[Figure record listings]
- - -
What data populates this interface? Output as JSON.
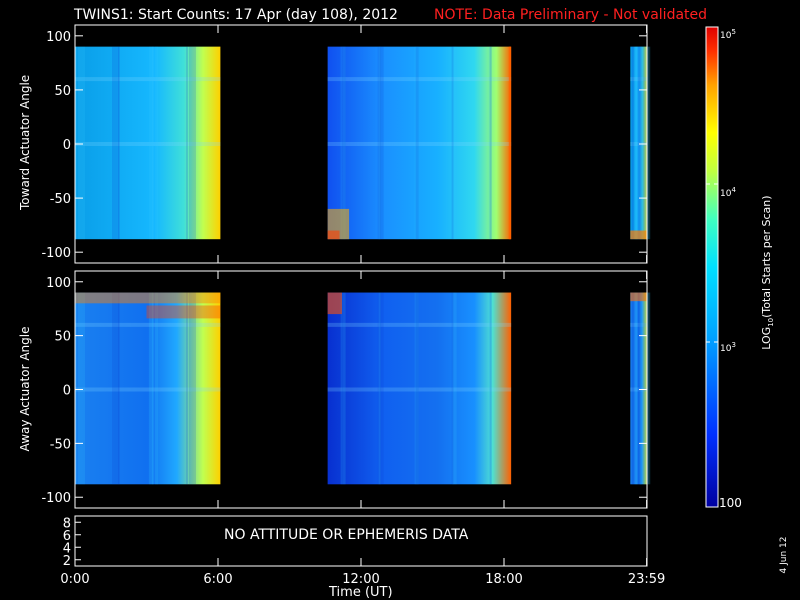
{
  "header": {
    "title": "TWINS1: Start Counts: 17 Apr (day 108), 2012",
    "note": "NOTE: Data Preliminary - Not validated",
    "note_color": "#ff2020"
  },
  "footer": {
    "date_stamp": "4 Jun 12"
  },
  "chart_data": [
    {
      "type": "heatmap",
      "ylabel": "Toward Actuator Angle",
      "ylim": [
        -110,
        110
      ],
      "yticks": [
        100,
        50,
        0,
        -50,
        -100
      ],
      "ytick_labels": [
        "100",
        "50",
        "0",
        "-50",
        "-100"
      ],
      "data_y_range": [
        -88,
        90
      ],
      "x_range_hours": [
        0,
        24
      ],
      "data_intervals_hours": [
        [
          0.0,
          6.1
        ],
        [
          10.6,
          18.3
        ],
        [
          23.3,
          24.0
        ]
      ],
      "notable_features": "low-latitude bands near +60 and 0; elevated counts (orange/red) near -70 to -88 around 11:00 and at the end of the 18:00 interval"
    },
    {
      "type": "heatmap",
      "ylabel": "Away Actuator Angle",
      "ylim": [
        -110,
        110
      ],
      "yticks": [
        100,
        50,
        0,
        -50,
        -100
      ],
      "ytick_labels": [
        "100",
        "50",
        "0",
        "-50",
        "-100"
      ],
      "data_y_range": [
        -88,
        90
      ],
      "x_range_hours": [
        0,
        24
      ],
      "data_intervals_hours": [
        [
          0.0,
          6.1
        ],
        [
          10.6,
          18.3
        ],
        [
          23.3,
          24.0
        ]
      ],
      "notable_features": "elevated counts (orange/red) near +75 to +90 in the first interval and near +90 at ~10.8 h; blue background at low angles"
    },
    {
      "type": "line",
      "yticks": [
        8,
        6,
        4,
        2
      ],
      "ytick_labels": [
        "8",
        "6",
        "4",
        "2"
      ],
      "message": "NO ATTITUDE OR EPHEMERIS DATA"
    }
  ],
  "x_axis": {
    "label": "Time (UT)",
    "ticks_hours": [
      0,
      6,
      12,
      18,
      23.983
    ],
    "tick_labels": [
      "0:00",
      "6:00",
      "12:00",
      "18:00",
      "23:59"
    ]
  },
  "colorbar": {
    "label": "LOG10(Total Starts per Scan)",
    "scale": "log",
    "range": [
      100,
      100000
    ],
    "ticks": [
      "10^5",
      "10^4",
      "10^3",
      "100"
    ],
    "min_label": "100",
    "label_base": "LOG",
    "label_sub": "10",
    "label_rest": "(Total Starts per Scan)",
    "tick_10_5": "10",
    "tick_10_4": "10",
    "tick_10_3": "10",
    "exp5": "5",
    "exp4": "4",
    "exp3": "3",
    "colors": [
      "#0000a0",
      "#0040ff",
      "#00a0ff",
      "#00e0ff",
      "#40ffc0",
      "#c0ff40",
      "#ffff00",
      "#ffa000",
      "#ff3000",
      "#e00000"
    ]
  }
}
- - -
**Request**
Say, as a single number and nothing more, how many lines of the entries contain the word "Starts".

**Output**
2